§ WHAT IS REQUIRED:
Return every entry exactly.
++++++++++++++++++++
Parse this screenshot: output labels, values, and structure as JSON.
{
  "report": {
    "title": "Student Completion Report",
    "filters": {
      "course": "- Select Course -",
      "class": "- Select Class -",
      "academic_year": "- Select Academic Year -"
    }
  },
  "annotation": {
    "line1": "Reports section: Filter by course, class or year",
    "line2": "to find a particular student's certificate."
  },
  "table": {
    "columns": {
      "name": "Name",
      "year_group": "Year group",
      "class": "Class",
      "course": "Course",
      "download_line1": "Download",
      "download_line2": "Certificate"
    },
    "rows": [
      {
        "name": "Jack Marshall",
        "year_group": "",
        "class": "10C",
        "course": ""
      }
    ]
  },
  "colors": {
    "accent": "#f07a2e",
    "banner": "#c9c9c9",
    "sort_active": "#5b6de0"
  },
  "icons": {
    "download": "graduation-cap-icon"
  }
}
++++++++++++++++++++
§ FINISHED TASK:
Parse this screenshot: output labels, values, and structure as JSON.
{
  "report": {
    "title": "Student Completion Report",
    "filters": {
      "course": "- Select Course -",
      "class": "- Select Class -",
      "academic_year": "- Select Academic Year -"
    }
  },
  "annotation": {
    "line1": "Reports section: Filter by course, class or year",
    "line2": "to find a particular student's certificate."
  },
  "table": {
    "columns": {
      "name": "Name",
      "year_group": "Year group",
      "class": "Class",
      "course": "Course",
      "download_line1": "Download",
      "download_line2": "Certificate"
    },
    "rows": [
      {
        "name": "Jack Marshall",
        "year_group": "",
        "class": "10C",
        "course": ""
      }
    ]
  },
  "colors": {
    "accent": "#f07a2e",
    "banner": "#c9c9c9",
    "sort_active": "#5b6de0"
  },
  "icons": {
    "download": "graduation-cap-icon"
  }
}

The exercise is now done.